** Start of PROVIDED ENTRIES **

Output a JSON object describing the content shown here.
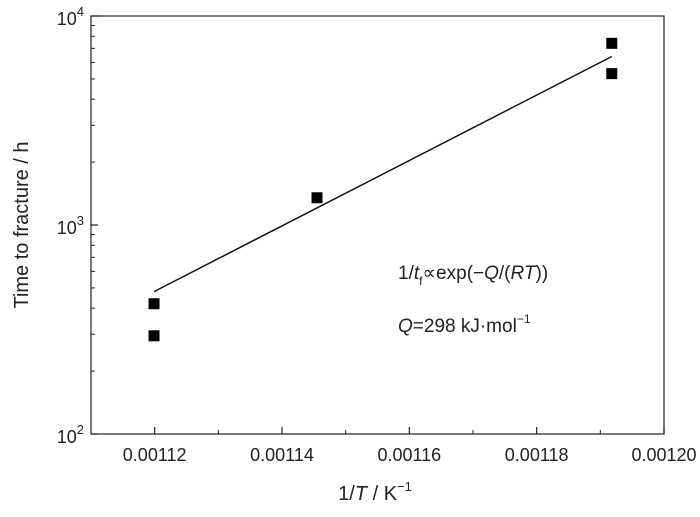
{
  "chart_data": {
    "type": "scatter",
    "xlabel": {
      "pre": "1/",
      "var": "T",
      "post": " / K",
      "sup": "−1"
    },
    "ylabel": "Time to fracture / h",
    "xlim": [
      0.00111,
      0.0012
    ],
    "ylim": [
      100,
      10000
    ],
    "yscale": "log",
    "x_ticks": [
      0.00112,
      0.00114,
      0.00116,
      0.00118,
      0.0012
    ],
    "x_tick_labels": [
      "0.00112",
      "0.00114",
      "0.00116",
      "0.00118",
      "0.00120"
    ],
    "y_ticks": [
      {
        "value": 100,
        "base": "10",
        "exp": "2"
      },
      {
        "value": 1000,
        "base": "10",
        "exp": "3"
      },
      {
        "value": 10000,
        "base": "10",
        "exp": "4"
      }
    ],
    "series": [
      {
        "marker": "square",
        "points": [
          {
            "x": 0.0011199,
            "y": 420
          },
          {
            "x": 0.0011199,
            "y": 295
          },
          {
            "x": 0.0011455,
            "y": 1350
          },
          {
            "x": 0.0011918,
            "y": 7400
          },
          {
            "x": 0.0011918,
            "y": 5300
          }
        ]
      }
    ],
    "fit_line": {
      "x": [
        0.0011199,
        0.0011918
      ],
      "y": [
        480,
        6400
      ]
    },
    "annotations": {
      "equation": {
        "pre": "1/",
        "var": "t",
        "sub": "f",
        "mid": "∝exp(−",
        "q": "Q",
        "mid2": "/(",
        "rt": "RT",
        "post": "))"
      },
      "activation": {
        "q": "Q",
        "value": "=298 kJ·mol",
        "sup": "−1"
      }
    }
  }
}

** End of PROVIDED ENTRIES **

• _WHAT TO PRODUCE_: Transcribe the material exactly, keeping every word and none of the pictures.

• _RESPONSE FOR THIS EXERCISE_:
Output a JSON object describing the content shown here.
{
  "chart_data": {
    "type": "scatter",
    "xlabel": {
      "pre": "1/",
      "var": "T",
      "post": " / K",
      "sup": "−1"
    },
    "ylabel": "Time to fracture / h",
    "xlim": [
      0.00111,
      0.0012
    ],
    "ylim": [
      100,
      10000
    ],
    "yscale": "log",
    "x_ticks": [
      0.00112,
      0.00114,
      0.00116,
      0.00118,
      0.0012
    ],
    "x_tick_labels": [
      "0.00112",
      "0.00114",
      "0.00116",
      "0.00118",
      "0.00120"
    ],
    "y_ticks": [
      {
        "value": 100,
        "base": "10",
        "exp": "2"
      },
      {
        "value": 1000,
        "base": "10",
        "exp": "3"
      },
      {
        "value": 10000,
        "base": "10",
        "exp": "4"
      }
    ],
    "series": [
      {
        "marker": "square",
        "points": [
          {
            "x": 0.0011199,
            "y": 420
          },
          {
            "x": 0.0011199,
            "y": 295
          },
          {
            "x": 0.0011455,
            "y": 1350
          },
          {
            "x": 0.0011918,
            "y": 7400
          },
          {
            "x": 0.0011918,
            "y": 5300
          }
        ]
      }
    ],
    "fit_line": {
      "x": [
        0.0011199,
        0.0011918
      ],
      "y": [
        480,
        6400
      ]
    },
    "annotations": {
      "equation": {
        "pre": "1/",
        "var": "t",
        "sub": "f",
        "mid": "∝exp(−",
        "q": "Q",
        "mid2": "/(",
        "rt": "RT",
        "post": "))"
      },
      "activation": {
        "q": "Q",
        "value": "=298 kJ·mol",
        "sup": "−1"
      }
    }
  }
}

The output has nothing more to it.